---- SELECTED TEXT
When people see my CV, the zoo part always gets a reaction. Usually it's amusement, sometimes curiosity, occasionally confusion. "How do you go from zookeeper to Webflow developer?" As if the two couldn't possibly be connected.
But they are. More than most people realise.
There's a well-documented shift happening in tech hiring. Major companies Google, Apple, IBM, Accenture have removed degree requirements from the majority of their positions. Stack Overflow's developer surveys consistently show that over 40% of professional developers are self-taught with no formal computer science education. CompTIA research indicates that nearly one in three tech workers entered the industry from an unrelated field.
The old gatekeeping model, where you needed a CS degree from the right university to get taken seriously is breaking down. And that's a good thing, because the research on cognitive diversity is clear: teams with varied professional backgrounds solve problems faster and more creatively than homogeneous ones.
Harvard Business Review found that cognitively diverse teams can solve problems up to three times faster. Boston Consulting Group found that organisations with diverse leadership reported innovation revenue at nearly double the rate of less diverse companies. This isn't feel-good corporate messaging. It's measured data.
Let me connect this back to my own experience, because the skills I developed at ZSL London Zoo translate directly into how I work as a developer today.
Observation and pattern recognition - at the zoo, you're monitoring animals constantly for subtle changes in behaviour that might indicate stress, illness, or environmental problems. You learn to notice small things that most people would miss. That exact skill is what makes me good at debugging and catching UI inconsistencies. The same instinct that told me a primate was behaving differently before anyone else noticed is the same instinct that helps me spot a layout shift or a broken interaction before a client files a complaint.
Managing complex systems - coordinating feeding schedules, health records, environmental controls, and visitor interactions across multiple species simultaneously requires systems thinking. You can't just focus on one animal; everything is interconnected, and a change to one enclosure's routine can ripple across the entire section. That's the same mental model you need when managing frontend, backend, CMS architecture, and deployment pipelines. Everything connects.
--------
TASKS TO COMPLETE —
**a)** Answer these from the zookeeper-to-developer text:
(i) According to Stack Overflow's developer surveys, what share of professional developers are self-taught?
(ii) How much faster can cognitively diverse teams solve problems, per Harvard Business Review?
(iii) At which zoo did the writer work?
**b)** Please transcribe the part of the zookeeper-to-developer text starting with "But they are." and going on through "than homogeneous ones.".
---- SUPPLIED INFORMATION
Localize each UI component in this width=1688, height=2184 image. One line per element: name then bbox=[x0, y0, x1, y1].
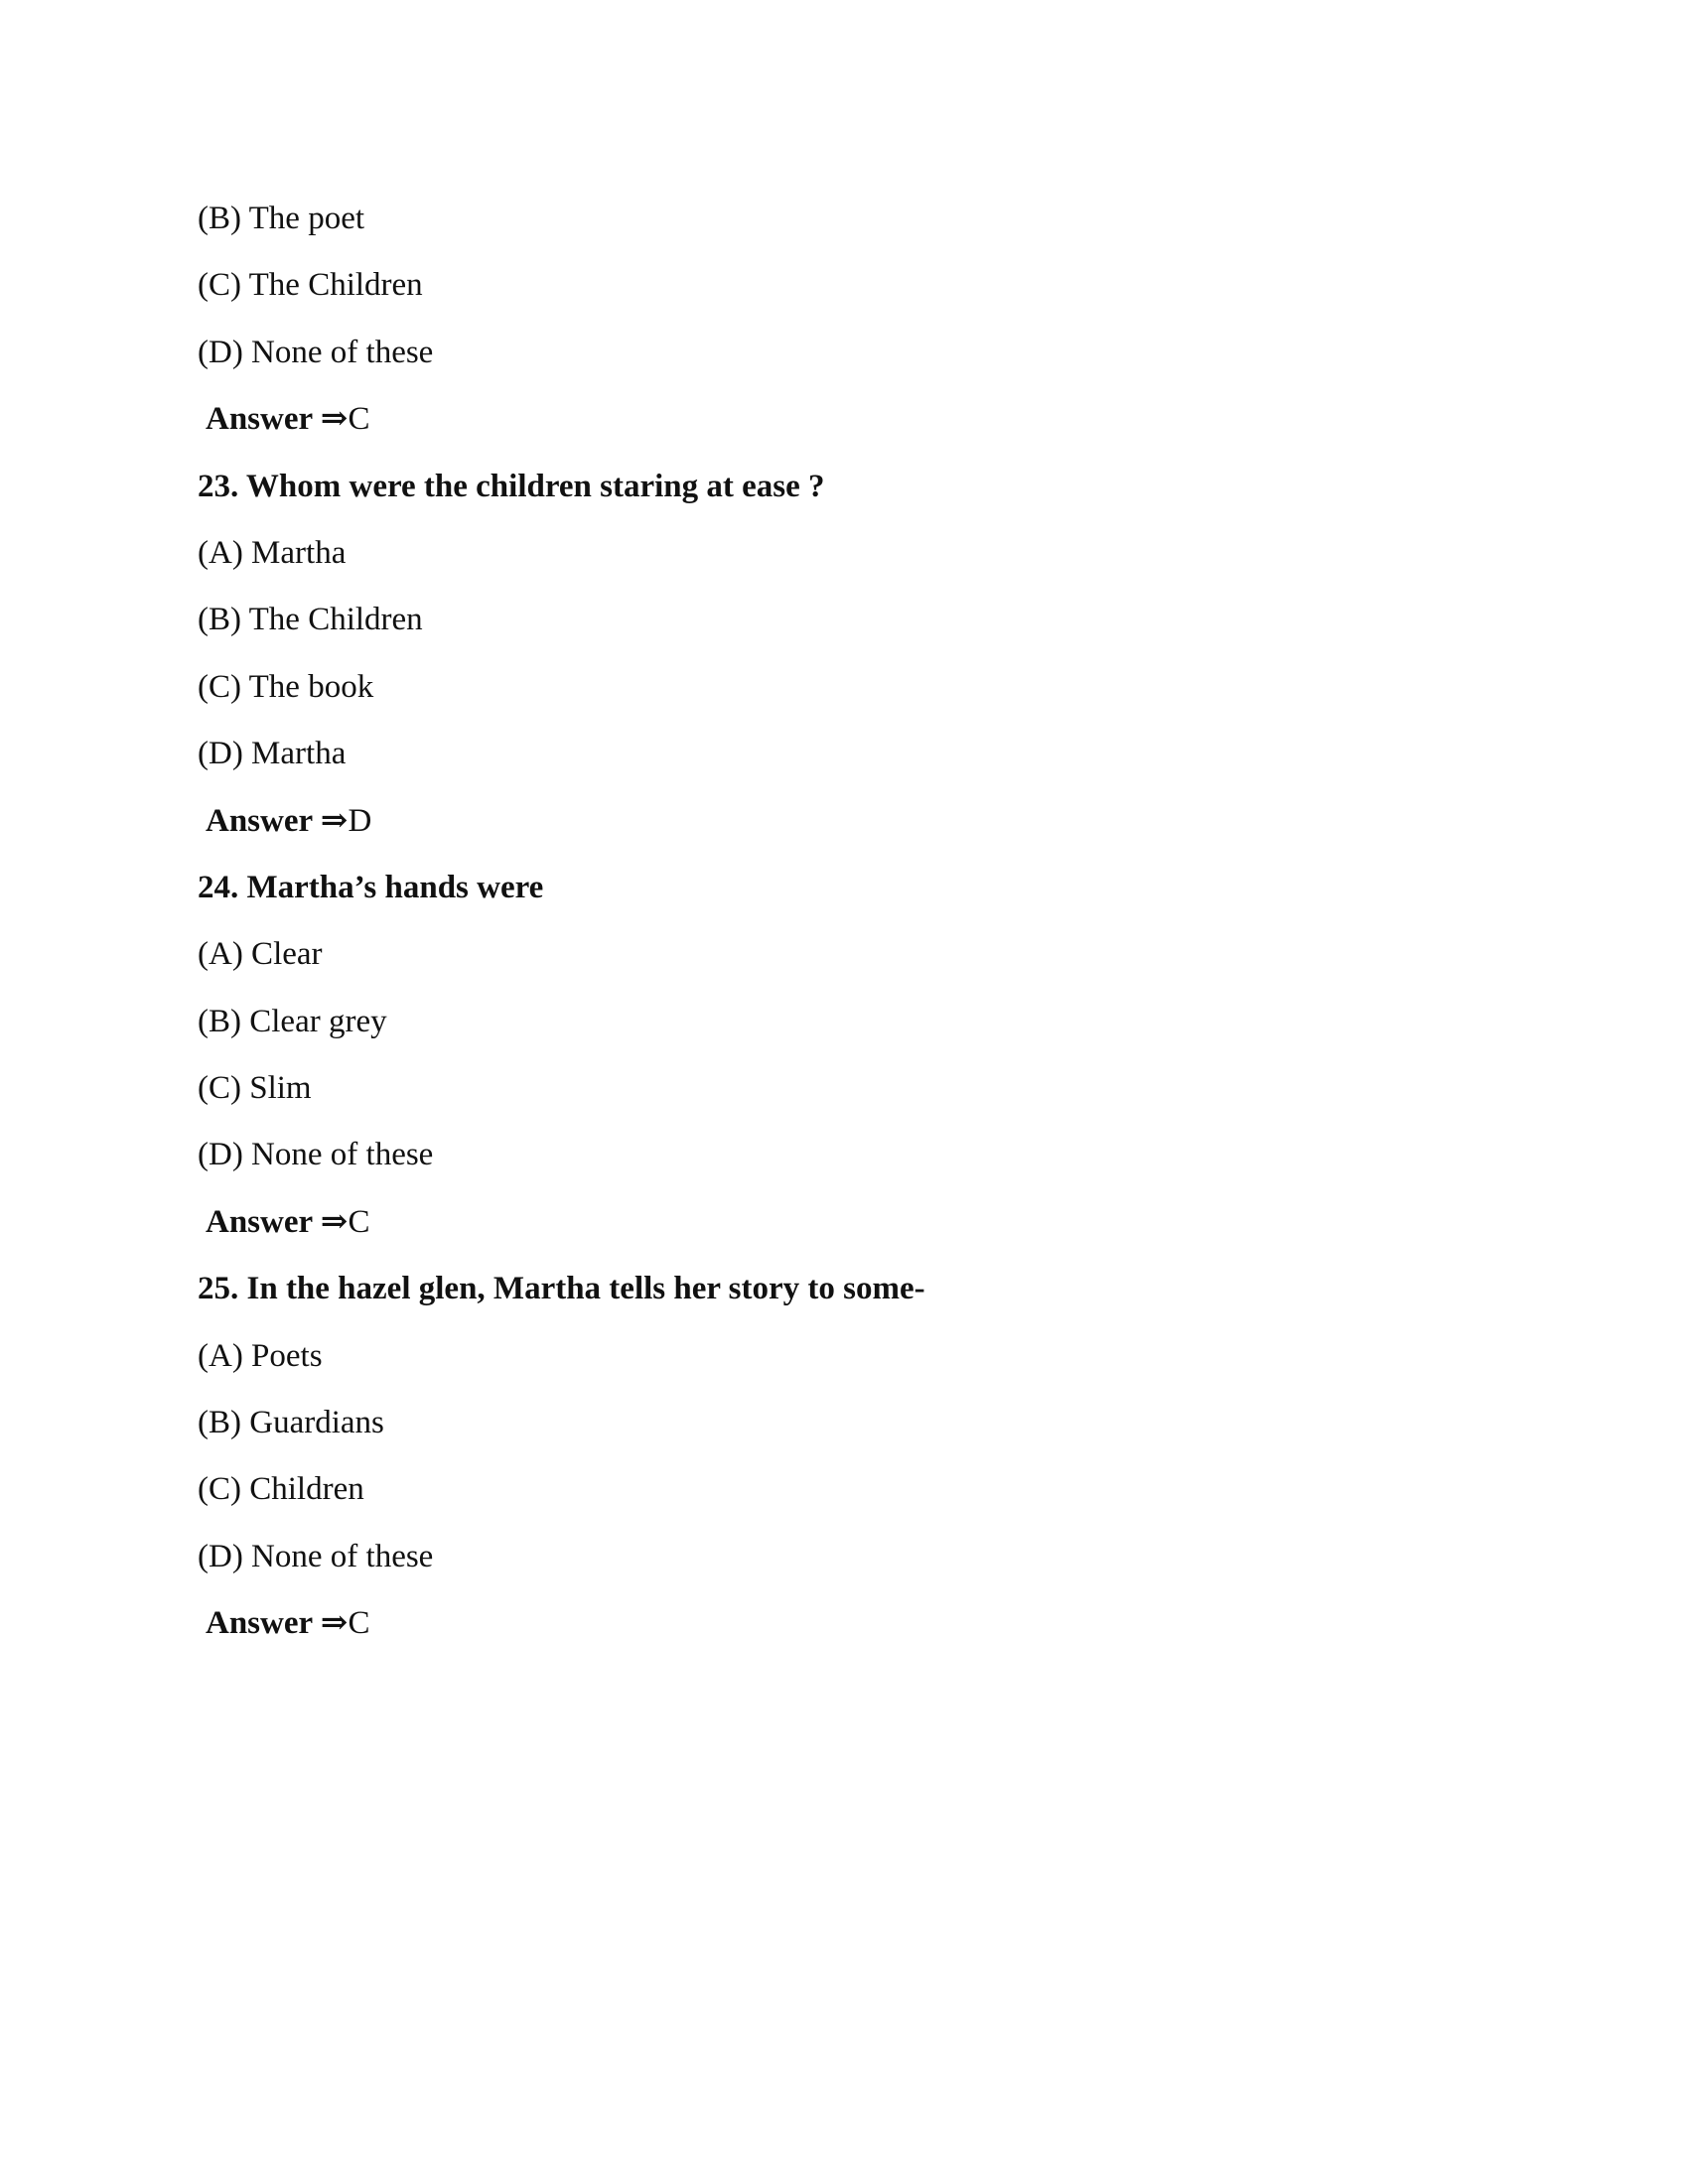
answer-label: Answer ⇒ bbox=[206, 1203, 349, 1240]
question-text: 23. Whom were the children staring at ease ? bbox=[198, 468, 825, 504]
option-text: (C) Slim bbox=[198, 1070, 312, 1107]
option-text: (C) The Children bbox=[198, 267, 423, 304]
answer-line bbox=[198, 1189, 925, 1256]
answer-value: D bbox=[348, 802, 372, 839]
answer-value: C bbox=[348, 401, 370, 438]
document-page bbox=[198, 186, 925, 1658]
option-text: (A) Martha bbox=[198, 534, 347, 571]
option-text: (D) None of these bbox=[198, 1538, 434, 1574]
option-text: (D) None of these bbox=[198, 334, 434, 370]
option-text: (A) Clear bbox=[198, 936, 323, 973]
option-text: (C) The book bbox=[198, 668, 374, 705]
question-text: 25. In the hazel glen, Martha tells her story to some- bbox=[198, 1271, 925, 1307]
option-text: (D) None of these bbox=[198, 1137, 434, 1173]
option-text: (B) Guardians bbox=[198, 1405, 384, 1441]
answer-label: Answer ⇒ bbox=[206, 1605, 349, 1642]
option-text: (B) The poet bbox=[198, 201, 365, 236]
answer-label: Answer ⇒ bbox=[206, 401, 349, 438]
question-text: 24. Martha’s hands were bbox=[198, 869, 544, 905]
option-text: (C) Children bbox=[198, 1471, 364, 1508]
answer-label: Answer ⇒ bbox=[206, 802, 349, 839]
option-text: (D) Martha bbox=[198, 736, 347, 772]
option-text: (B) Clear grey bbox=[198, 1003, 387, 1039]
option-text: (B) The Children bbox=[198, 602, 423, 638]
option-text: (A) Poets bbox=[198, 1337, 323, 1374]
answer-line bbox=[198, 1590, 925, 1657]
answer-line bbox=[198, 788, 925, 855]
answer-value: C bbox=[348, 1203, 370, 1240]
answer-value: C bbox=[348, 1605, 370, 1642]
answer-line bbox=[198, 386, 925, 453]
--------
TASK SOLUTIONS —
**a)**
(i) Over 40%
(ii) Up to three times faster
(iii) ZSL London Zoo

**b)**
But they are. More than most people realise.
There's a well-documented shift happening in tech hiring. Major companies Google, Apple, IBM, Accenture have removed degree requirements from the majority of their positions. Stack Overflow's developer surveys consistently show that over 40% of professional developers are self-taught with no formal computer science education. CompTIA research indicates that nearly one in three tech workers entered the industry from an unrelated field.
The old gatekeeping model, where you needed a CS degree from the right university to get taken seriously is breaking down. And that's a good thing, because the research on cognitive diversity is clear: teams with varied professional backgrounds solve problems faster and more creatively than homogeneous ones.